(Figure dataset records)
* * * * *
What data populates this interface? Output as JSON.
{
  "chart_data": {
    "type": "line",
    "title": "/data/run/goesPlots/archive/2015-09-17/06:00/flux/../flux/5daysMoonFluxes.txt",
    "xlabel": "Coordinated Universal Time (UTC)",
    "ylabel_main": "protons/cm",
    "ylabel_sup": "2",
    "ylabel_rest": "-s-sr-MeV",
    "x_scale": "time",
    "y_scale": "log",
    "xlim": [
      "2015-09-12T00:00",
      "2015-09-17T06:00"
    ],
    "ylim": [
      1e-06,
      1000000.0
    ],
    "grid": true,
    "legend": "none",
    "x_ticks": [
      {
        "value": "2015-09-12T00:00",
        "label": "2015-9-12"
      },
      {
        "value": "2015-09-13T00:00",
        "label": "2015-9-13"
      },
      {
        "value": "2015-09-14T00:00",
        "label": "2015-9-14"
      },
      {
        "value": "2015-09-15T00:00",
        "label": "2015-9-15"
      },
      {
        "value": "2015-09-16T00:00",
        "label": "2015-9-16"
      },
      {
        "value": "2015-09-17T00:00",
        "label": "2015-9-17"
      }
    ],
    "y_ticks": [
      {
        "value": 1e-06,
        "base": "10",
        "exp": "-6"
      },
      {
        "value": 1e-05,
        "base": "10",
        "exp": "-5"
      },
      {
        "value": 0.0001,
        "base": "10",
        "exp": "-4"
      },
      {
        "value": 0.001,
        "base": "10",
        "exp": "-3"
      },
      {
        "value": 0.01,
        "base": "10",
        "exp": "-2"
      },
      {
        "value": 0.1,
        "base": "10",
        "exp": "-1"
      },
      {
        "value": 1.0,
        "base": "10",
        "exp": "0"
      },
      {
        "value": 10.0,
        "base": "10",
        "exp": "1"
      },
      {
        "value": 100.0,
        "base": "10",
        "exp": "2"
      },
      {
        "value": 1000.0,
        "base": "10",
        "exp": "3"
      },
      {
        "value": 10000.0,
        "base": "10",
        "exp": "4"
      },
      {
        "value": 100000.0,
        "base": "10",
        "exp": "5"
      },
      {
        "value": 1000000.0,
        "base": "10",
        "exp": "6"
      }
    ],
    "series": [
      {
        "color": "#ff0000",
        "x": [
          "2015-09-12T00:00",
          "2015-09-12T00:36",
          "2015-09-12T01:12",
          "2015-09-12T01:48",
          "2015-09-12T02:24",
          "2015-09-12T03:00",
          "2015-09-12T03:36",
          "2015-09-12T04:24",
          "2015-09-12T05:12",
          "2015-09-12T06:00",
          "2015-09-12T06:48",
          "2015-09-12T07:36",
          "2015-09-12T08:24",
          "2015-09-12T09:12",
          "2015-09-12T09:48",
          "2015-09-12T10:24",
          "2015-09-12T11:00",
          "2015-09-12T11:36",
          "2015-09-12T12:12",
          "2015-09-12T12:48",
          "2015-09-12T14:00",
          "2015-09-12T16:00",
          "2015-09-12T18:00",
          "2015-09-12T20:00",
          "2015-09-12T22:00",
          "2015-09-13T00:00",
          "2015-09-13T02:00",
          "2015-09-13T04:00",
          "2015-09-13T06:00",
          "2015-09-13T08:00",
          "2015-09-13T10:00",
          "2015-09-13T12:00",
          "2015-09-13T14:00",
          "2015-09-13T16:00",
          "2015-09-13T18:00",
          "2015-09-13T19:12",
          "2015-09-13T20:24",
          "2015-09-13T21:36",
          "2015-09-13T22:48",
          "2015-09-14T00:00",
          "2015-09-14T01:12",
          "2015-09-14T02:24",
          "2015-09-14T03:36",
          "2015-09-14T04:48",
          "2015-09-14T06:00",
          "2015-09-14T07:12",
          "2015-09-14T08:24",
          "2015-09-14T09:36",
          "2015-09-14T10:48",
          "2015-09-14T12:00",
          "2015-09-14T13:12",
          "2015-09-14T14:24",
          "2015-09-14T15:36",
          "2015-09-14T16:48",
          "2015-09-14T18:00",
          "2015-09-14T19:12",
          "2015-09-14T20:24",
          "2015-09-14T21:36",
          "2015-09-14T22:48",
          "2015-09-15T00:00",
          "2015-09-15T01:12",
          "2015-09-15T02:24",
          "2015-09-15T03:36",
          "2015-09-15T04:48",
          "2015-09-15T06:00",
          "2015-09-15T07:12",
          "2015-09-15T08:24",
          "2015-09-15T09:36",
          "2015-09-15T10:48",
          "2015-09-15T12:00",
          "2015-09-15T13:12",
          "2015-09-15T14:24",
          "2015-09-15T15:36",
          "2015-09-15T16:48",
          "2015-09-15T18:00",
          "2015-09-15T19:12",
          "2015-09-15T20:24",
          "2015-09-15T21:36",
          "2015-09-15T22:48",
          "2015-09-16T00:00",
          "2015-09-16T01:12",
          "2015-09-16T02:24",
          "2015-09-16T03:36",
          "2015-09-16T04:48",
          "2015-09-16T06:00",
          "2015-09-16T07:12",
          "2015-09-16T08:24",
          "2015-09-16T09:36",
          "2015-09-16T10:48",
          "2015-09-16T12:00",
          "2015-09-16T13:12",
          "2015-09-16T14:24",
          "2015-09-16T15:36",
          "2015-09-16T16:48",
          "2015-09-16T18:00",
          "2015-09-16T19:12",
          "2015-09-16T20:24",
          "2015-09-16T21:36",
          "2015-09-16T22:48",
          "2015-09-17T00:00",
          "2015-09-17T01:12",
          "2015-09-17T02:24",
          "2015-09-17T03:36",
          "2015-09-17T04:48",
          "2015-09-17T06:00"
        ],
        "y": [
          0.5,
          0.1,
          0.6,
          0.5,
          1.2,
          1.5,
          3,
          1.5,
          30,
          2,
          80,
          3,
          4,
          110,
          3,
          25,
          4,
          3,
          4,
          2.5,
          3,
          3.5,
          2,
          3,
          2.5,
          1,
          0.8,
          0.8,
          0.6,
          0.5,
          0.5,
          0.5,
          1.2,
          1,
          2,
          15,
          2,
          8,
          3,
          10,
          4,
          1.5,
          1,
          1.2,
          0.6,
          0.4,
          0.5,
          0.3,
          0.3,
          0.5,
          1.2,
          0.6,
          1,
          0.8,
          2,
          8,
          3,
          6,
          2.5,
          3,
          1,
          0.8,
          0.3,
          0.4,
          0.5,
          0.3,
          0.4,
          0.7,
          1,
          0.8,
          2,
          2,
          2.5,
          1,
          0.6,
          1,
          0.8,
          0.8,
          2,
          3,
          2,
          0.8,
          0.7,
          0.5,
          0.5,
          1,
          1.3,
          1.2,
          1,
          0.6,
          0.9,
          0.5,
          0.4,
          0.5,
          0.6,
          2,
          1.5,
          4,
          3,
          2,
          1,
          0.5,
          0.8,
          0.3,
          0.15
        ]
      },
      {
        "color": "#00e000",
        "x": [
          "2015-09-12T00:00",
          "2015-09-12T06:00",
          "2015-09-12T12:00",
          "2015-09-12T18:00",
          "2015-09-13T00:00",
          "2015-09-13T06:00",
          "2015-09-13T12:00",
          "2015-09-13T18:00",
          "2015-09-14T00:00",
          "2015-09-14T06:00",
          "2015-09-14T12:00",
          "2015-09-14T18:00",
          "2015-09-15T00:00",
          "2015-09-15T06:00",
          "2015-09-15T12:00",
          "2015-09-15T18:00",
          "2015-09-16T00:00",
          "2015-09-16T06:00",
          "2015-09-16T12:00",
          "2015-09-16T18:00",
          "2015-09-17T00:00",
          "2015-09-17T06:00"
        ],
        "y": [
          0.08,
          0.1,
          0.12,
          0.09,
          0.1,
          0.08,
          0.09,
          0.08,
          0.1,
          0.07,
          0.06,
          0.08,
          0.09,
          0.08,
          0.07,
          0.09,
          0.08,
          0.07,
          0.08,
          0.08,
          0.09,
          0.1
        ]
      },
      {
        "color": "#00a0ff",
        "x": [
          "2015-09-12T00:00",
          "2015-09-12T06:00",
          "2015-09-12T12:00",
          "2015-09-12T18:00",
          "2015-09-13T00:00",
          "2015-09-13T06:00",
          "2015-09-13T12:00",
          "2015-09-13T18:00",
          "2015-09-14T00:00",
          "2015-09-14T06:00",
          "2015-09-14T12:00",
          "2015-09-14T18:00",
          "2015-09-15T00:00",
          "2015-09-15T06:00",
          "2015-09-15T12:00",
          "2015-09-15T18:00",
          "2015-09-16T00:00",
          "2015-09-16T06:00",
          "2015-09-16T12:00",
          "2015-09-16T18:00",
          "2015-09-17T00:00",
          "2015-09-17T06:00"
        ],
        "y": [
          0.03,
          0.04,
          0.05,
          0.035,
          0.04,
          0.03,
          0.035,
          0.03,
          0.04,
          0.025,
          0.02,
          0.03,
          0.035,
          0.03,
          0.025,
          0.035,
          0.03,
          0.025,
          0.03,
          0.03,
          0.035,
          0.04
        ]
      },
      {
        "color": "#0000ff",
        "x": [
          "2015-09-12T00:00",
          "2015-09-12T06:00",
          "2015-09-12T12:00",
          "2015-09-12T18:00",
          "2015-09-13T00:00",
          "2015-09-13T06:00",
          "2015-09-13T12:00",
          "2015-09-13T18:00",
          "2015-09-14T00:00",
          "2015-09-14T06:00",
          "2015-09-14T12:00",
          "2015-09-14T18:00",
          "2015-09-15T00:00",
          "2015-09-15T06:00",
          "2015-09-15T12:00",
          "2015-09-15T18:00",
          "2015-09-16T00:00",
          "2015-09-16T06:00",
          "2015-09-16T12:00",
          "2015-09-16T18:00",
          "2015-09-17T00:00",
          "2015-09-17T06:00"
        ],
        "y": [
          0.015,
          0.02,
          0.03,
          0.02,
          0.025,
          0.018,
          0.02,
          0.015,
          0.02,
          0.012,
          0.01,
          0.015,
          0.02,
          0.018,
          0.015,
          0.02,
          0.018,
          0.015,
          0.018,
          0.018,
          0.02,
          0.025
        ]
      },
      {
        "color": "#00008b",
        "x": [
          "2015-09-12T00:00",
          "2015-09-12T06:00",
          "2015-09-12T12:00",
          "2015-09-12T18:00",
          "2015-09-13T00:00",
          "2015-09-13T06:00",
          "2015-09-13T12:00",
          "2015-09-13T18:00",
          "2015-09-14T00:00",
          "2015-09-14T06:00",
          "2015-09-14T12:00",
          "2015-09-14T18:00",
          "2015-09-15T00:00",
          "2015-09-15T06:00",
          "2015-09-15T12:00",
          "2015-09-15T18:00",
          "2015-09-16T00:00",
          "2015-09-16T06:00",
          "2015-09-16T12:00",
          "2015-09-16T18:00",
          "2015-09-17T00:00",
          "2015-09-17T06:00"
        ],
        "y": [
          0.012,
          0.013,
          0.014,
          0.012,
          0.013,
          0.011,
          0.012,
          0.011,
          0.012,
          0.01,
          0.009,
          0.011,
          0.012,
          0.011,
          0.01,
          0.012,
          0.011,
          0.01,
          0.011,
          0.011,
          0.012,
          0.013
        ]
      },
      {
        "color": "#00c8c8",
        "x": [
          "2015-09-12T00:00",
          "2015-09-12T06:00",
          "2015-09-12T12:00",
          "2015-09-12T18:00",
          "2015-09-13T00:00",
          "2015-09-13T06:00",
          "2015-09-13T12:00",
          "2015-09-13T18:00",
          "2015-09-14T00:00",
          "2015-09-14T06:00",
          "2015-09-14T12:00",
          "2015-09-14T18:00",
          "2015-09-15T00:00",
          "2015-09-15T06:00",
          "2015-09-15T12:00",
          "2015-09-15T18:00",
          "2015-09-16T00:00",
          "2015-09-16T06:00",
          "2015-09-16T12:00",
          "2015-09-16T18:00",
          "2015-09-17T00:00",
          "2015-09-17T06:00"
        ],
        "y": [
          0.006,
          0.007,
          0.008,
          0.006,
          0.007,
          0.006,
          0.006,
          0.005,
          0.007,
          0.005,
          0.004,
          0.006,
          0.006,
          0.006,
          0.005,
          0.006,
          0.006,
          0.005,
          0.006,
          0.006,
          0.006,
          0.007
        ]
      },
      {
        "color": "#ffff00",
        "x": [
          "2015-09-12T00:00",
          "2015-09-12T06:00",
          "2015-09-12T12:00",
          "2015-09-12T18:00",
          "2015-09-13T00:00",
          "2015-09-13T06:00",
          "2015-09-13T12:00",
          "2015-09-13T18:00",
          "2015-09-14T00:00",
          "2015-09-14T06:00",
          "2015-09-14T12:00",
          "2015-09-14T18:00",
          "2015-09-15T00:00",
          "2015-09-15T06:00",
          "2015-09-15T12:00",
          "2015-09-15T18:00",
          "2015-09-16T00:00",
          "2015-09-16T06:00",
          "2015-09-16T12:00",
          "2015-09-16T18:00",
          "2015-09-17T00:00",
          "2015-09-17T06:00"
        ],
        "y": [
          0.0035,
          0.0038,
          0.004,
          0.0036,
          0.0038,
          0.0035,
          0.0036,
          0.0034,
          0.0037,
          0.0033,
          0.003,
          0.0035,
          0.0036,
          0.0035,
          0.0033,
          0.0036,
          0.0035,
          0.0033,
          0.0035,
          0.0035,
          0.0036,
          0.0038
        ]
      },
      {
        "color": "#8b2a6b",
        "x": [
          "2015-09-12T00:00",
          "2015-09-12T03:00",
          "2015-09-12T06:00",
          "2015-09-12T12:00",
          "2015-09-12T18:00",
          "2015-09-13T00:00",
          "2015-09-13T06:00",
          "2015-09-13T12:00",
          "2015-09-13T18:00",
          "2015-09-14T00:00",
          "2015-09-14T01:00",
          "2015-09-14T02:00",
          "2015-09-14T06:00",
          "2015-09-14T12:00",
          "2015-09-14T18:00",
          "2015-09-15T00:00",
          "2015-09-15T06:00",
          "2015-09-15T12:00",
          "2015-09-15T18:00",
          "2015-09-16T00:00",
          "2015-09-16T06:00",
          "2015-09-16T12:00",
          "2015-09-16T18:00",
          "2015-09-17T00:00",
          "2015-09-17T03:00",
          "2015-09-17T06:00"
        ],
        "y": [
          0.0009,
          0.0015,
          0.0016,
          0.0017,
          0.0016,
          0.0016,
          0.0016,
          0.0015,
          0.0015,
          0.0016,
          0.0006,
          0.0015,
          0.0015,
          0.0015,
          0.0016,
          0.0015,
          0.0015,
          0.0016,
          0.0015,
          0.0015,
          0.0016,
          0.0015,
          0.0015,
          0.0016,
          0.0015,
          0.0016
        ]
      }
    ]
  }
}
* * * * *
• _Problem description_:
Determine how many lines include the string "color". Give no answer but the number.

• _Result of the exercise_:
8